Saved entries
★ ★ ★

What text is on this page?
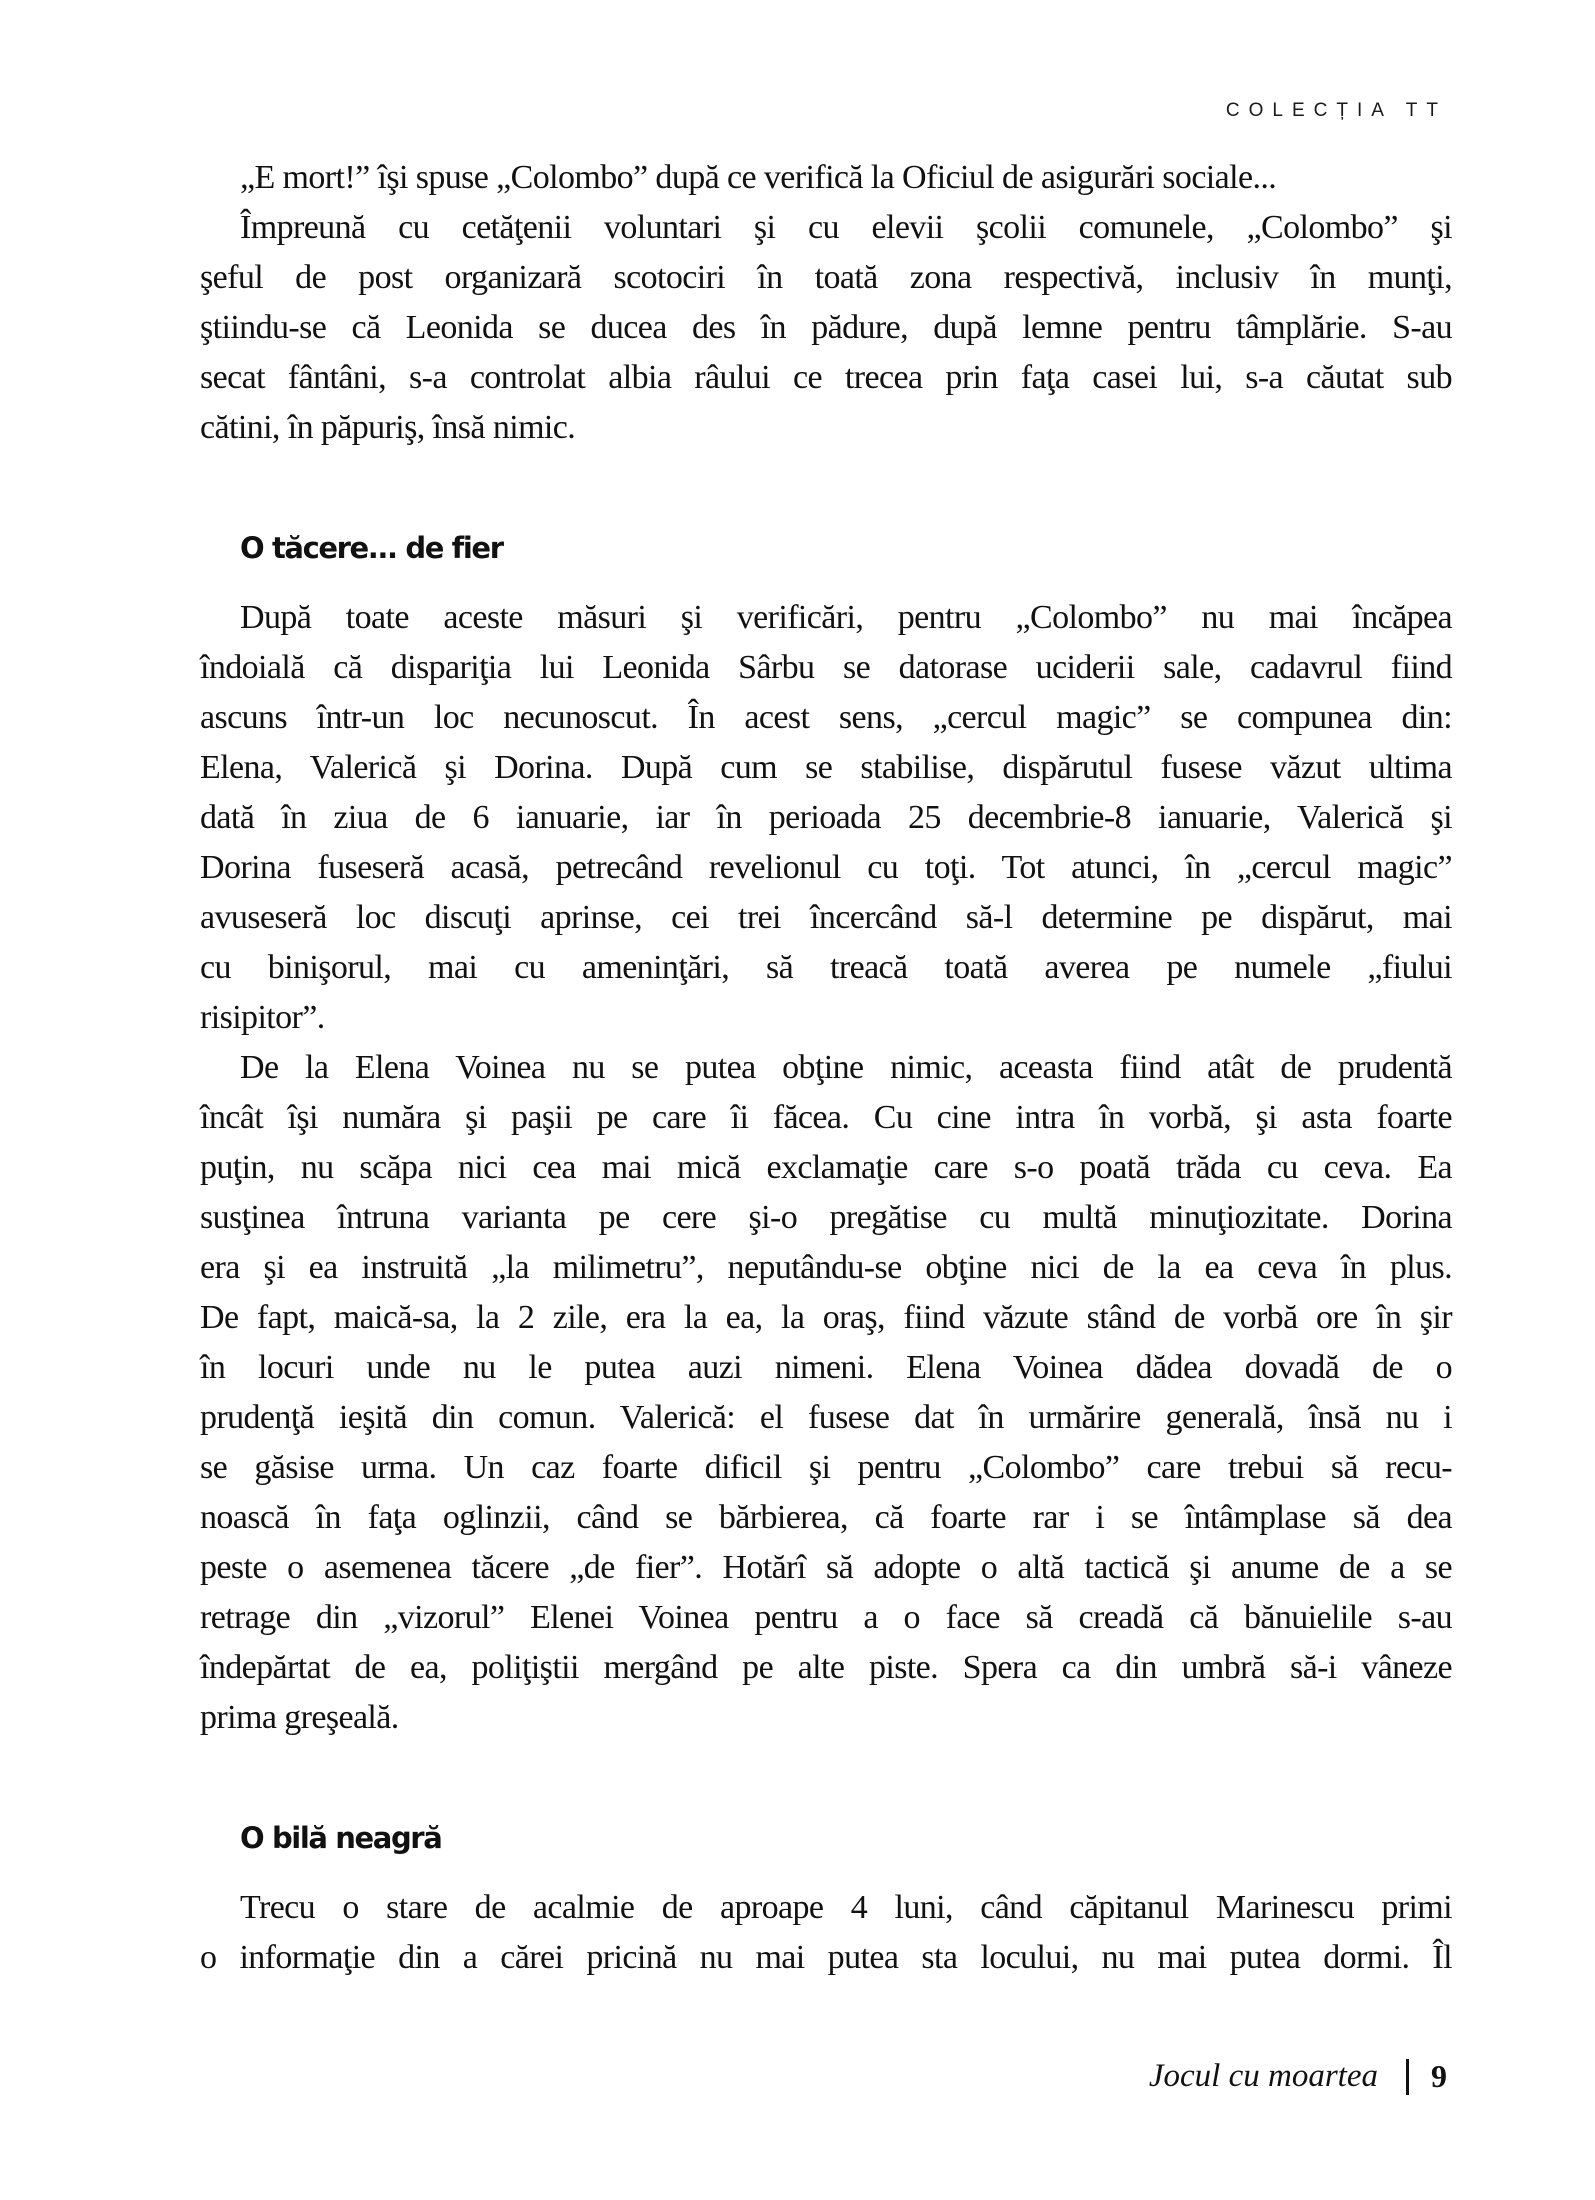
COLECȚIA TT
„E mort!” îşi spuse „Colombo” după ce verifică la Oficiul de asigurări sociale...
Împreună cu cetăţenii voluntari şi cu elevii şcolii comunele, „Colombo” şi
şeful de post organizară scotociri în toată zona respectivă, inclusiv în munţi,
ştiindu-se că Leonida se ducea des în pădure, după lemne pentru tâmplărie. S-au
secat fântâni, s-a controlat albia râului ce trecea prin faţa casei lui, s-a căutat sub
cătini, în păpuriş, însă nimic.
O tăcere... de fier
După toate aceste măsuri şi verificări, pentru „Colombo” nu mai încăpea
îndoială că dispariţia lui Leonida Sârbu se datorase uciderii sale, cadavrul fiind
ascuns într-un loc necunoscut. În acest sens, „cercul magic” se compunea din:
Elena, Valerică şi Dorina. După cum se stabilise, dispărutul fusese văzut ultima
dată în ziua de 6 ianuarie, iar în perioada 25 decembrie-8 ianuarie, Valerică şi
Dorina fuseseră acasă, petrecând revelionul cu toţi. Tot atunci, în „cercul magic”
avuseseră loc discuţi aprinse, cei trei încercând să-l determine pe dispărut, mai
cu binişorul, mai cu ameninţări, să treacă toată averea pe numele „fiului
risipitor”.
De la Elena Voinea nu se putea obţine nimic, aceasta fiind atât de prudentă
încât îşi număra şi paşii pe care îi făcea. Cu cine intra în vorbă, şi asta foarte
puţin, nu scăpa nici cea mai mică exclamaţie care s-o poată trăda cu ceva. Ea
susţinea întruna varianta pe cere şi-o pregătise cu multă minuţiozitate. Dorina
era şi ea instruită „la milimetru”, neputându-se obţine nici de la ea ceva în plus.
De fapt, maică-sa, la 2 zile, era la ea, la oraş, fiind văzute stând de vorbă ore în şir
în locuri unde nu le putea auzi nimeni. Elena Voinea dădea dovadă de o
prudenţă ieşită din comun. Valerică: el fusese dat în urmărire generală, însă nu i
se găsise urma. Un caz foarte dificil şi pentru „Colombo” care trebui să recu-
noască în faţa oglinzii, când se bărbierea, că foarte rar i se întâmplase să dea
peste o asemenea tăcere „de fier”. Hotărî să adopte o altă tactică şi anume de a se
retrage din „vizorul” Elenei Voinea pentru a o face să creadă că bănuielile s-au
îndepărtat de ea, poliţiştii mergând pe alte piste. Spera ca din umbră să-i vâneze
prima greşeală.
O bilă neagră
Trecu o stare de acalmie de aproape 4 luni, când căpitanul Marinescu primi
o informaţie din a cărei pricină nu mai putea sta locului, nu mai putea dormi. Îl
Jocul cu moartea 9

★ ★ ★

**BRIEF**
Return all the entries word for word, but omit any pictures they contain.

**PROBLEM SOLUTION**
What text is on this page?
COLECȚIA TT
„E mort!” îşi spuse „Colombo” după ce verifică la Oficiul de asigurări sociale...
Împreună cu cetăţenii voluntari şi cu elevii şcolii comunele, „Colombo” şi
şeful de post organizară scotociri în toată zona respectivă, inclusiv în munţi,
ştiindu-se că Leonida se ducea des în pădure, după lemne pentru tâmplărie. S-au
secat fântâni, s-a controlat albia râului ce trecea prin faţa casei lui, s-a căutat sub
cătini, în păpuriş, însă nimic.
O tăcere... de fier
După toate aceste măsuri şi verificări, pentru „Colombo” nu mai încăpea
îndoială că dispariţia lui Leonida Sârbu se datorase uciderii sale, cadavrul fiind
ascuns într-un loc necunoscut. În acest sens, „cercul magic” se compunea din:
Elena, Valerică şi Dorina. După cum se stabilise, dispărutul fusese văzut ultima
dată în ziua de 6 ianuarie, iar în perioada 25 decembrie-8 ianuarie, Valerică şi
Dorina fuseseră acasă, petrecând revelionul cu toţi. Tot atunci, în „cercul magic”
avuseseră loc discuţi aprinse, cei trei încercând să-l determine pe dispărut, mai
cu binişorul, mai cu ameninţări, să treacă toată averea pe numele „fiului
risipitor”.
De la Elena Voinea nu se putea obţine nimic, aceasta fiind atât de prudentă
încât îşi număra şi paşii pe care îi făcea. Cu cine intra în vorbă, şi asta foarte
puţin, nu scăpa nici cea mai mică exclamaţie care s-o poată trăda cu ceva. Ea
susţinea întruna varianta pe cere şi-o pregătise cu multă minuţiozitate. Dorina
era şi ea instruită „la milimetru”, neputându-se obţine nici de la ea ceva în plus.
De fapt, maică-sa, la 2 zile, era la ea, la oraş, fiind văzute stând de vorbă ore în şir
în locuri unde nu le putea auzi nimeni. Elena Voinea dădea dovadă de o
prudenţă ieşită din comun. Valerică: el fusese dat în urmărire generală, însă nu i
se găsise urma. Un caz foarte dificil şi pentru „Colombo” care trebui să recu-
noască în faţa oglinzii, când se bărbierea, că foarte rar i se întâmplase să dea
peste o asemenea tăcere „de fier”. Hotărî să adopte o altă tactică şi anume de a se
retrage din „vizorul” Elenei Voinea pentru a o face să creadă că bănuielile s-au
îndepărtat de ea, poliţiştii mergând pe alte piste. Spera ca din umbră să-i vâneze
prima greşeală.
O bilă neagră
Trecu o stare de acalmie de aproape 4 luni, când căpitanul Marinescu primi
o informaţie din a cărei pricină nu mai putea sta locului, nu mai putea dormi. Îl
Jocul cu moartea 9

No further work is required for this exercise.